-- BEGIN Data to process --

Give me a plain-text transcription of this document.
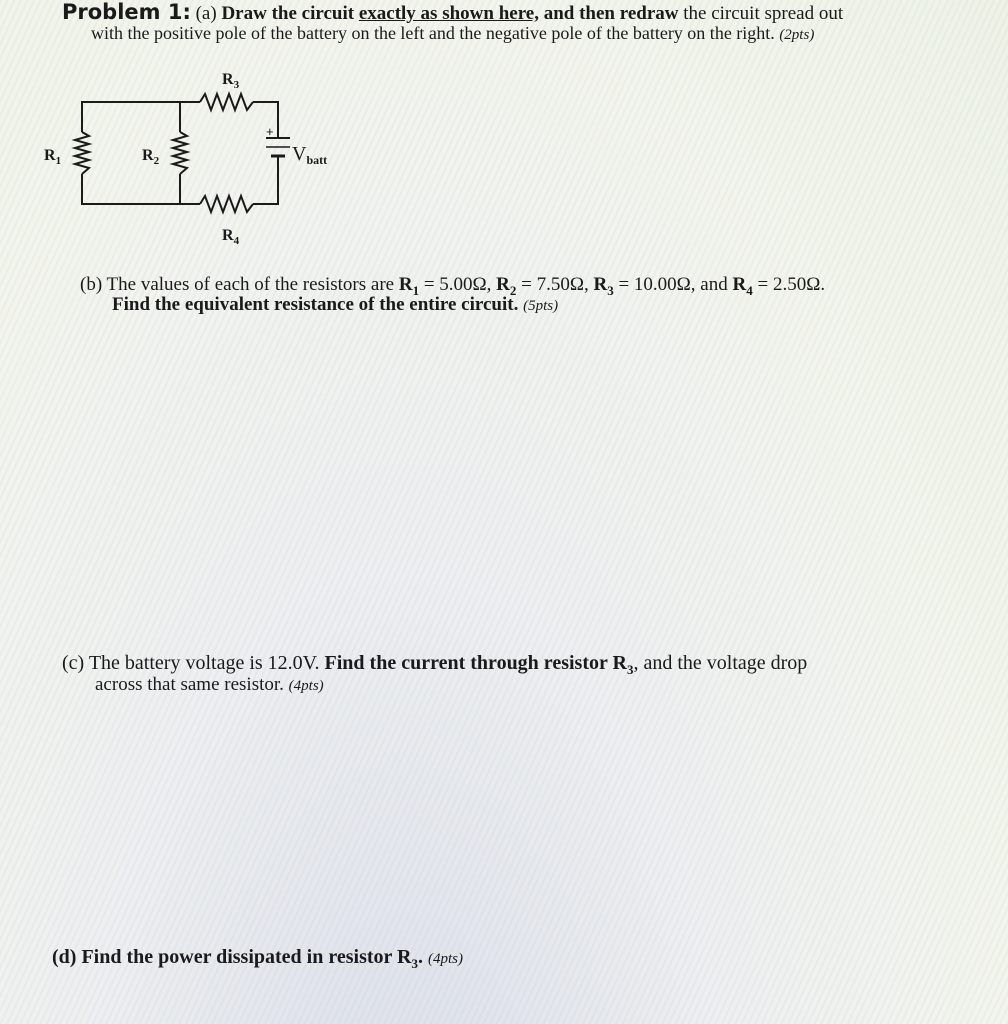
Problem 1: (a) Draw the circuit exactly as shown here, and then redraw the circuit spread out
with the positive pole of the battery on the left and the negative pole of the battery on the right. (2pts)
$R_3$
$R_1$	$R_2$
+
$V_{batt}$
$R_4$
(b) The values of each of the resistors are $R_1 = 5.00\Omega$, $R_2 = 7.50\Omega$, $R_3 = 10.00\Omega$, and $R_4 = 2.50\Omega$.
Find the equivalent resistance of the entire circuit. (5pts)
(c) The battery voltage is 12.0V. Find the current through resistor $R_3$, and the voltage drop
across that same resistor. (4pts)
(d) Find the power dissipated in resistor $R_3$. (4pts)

-- END Data to process --
-- BEGIN Data to process --

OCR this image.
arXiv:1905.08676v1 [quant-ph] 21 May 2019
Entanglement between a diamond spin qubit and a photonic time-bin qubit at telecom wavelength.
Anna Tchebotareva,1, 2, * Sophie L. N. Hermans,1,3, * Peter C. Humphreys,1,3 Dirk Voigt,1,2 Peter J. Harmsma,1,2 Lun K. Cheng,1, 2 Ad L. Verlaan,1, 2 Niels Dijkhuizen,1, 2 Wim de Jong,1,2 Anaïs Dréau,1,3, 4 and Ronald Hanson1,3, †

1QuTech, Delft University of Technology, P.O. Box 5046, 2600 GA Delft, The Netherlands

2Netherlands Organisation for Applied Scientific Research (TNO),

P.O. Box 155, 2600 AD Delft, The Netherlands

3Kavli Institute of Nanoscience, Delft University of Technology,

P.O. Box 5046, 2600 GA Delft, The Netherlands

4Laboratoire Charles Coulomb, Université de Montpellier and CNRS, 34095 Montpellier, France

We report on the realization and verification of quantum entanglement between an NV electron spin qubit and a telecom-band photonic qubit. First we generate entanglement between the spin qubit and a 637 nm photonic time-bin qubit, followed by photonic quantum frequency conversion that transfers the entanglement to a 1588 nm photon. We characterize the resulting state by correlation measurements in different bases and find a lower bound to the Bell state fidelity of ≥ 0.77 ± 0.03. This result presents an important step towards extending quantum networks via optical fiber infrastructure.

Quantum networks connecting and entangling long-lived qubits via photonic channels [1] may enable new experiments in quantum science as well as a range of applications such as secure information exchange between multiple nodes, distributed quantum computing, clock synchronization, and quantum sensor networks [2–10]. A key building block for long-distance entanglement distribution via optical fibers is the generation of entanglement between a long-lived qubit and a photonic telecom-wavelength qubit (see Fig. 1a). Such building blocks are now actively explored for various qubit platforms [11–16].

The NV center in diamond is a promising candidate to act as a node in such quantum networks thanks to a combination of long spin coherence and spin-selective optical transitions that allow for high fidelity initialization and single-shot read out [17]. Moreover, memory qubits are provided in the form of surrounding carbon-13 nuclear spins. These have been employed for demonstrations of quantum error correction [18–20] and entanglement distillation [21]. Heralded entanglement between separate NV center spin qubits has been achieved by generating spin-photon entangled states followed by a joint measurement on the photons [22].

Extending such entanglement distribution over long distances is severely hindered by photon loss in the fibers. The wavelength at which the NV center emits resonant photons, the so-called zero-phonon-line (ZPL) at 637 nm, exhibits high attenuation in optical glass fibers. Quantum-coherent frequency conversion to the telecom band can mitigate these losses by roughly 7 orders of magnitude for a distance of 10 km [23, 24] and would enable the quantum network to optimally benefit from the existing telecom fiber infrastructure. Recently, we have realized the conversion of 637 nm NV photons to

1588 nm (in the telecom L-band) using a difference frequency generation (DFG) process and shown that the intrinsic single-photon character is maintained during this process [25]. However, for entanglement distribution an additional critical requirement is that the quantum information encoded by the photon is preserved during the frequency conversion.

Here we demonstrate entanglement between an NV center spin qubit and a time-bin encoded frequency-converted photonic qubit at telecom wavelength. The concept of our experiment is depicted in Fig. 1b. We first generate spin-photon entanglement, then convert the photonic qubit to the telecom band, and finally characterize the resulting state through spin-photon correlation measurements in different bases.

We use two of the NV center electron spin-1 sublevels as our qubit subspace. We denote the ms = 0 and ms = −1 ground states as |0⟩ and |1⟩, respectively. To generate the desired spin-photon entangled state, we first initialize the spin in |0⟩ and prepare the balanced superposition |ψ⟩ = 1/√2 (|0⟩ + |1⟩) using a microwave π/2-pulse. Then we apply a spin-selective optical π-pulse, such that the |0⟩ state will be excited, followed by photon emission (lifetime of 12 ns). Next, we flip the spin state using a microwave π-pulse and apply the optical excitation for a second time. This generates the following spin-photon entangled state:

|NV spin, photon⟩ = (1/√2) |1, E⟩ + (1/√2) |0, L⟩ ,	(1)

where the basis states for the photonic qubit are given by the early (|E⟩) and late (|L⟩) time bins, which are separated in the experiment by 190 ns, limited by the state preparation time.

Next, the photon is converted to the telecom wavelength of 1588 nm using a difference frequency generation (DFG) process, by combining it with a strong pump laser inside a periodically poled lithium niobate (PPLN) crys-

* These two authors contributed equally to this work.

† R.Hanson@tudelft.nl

-- END Data to process --

Determine the number of lines in the data that contain "circuit" as a word or string, and state only that number.

▶ [Response for this exercise]: 2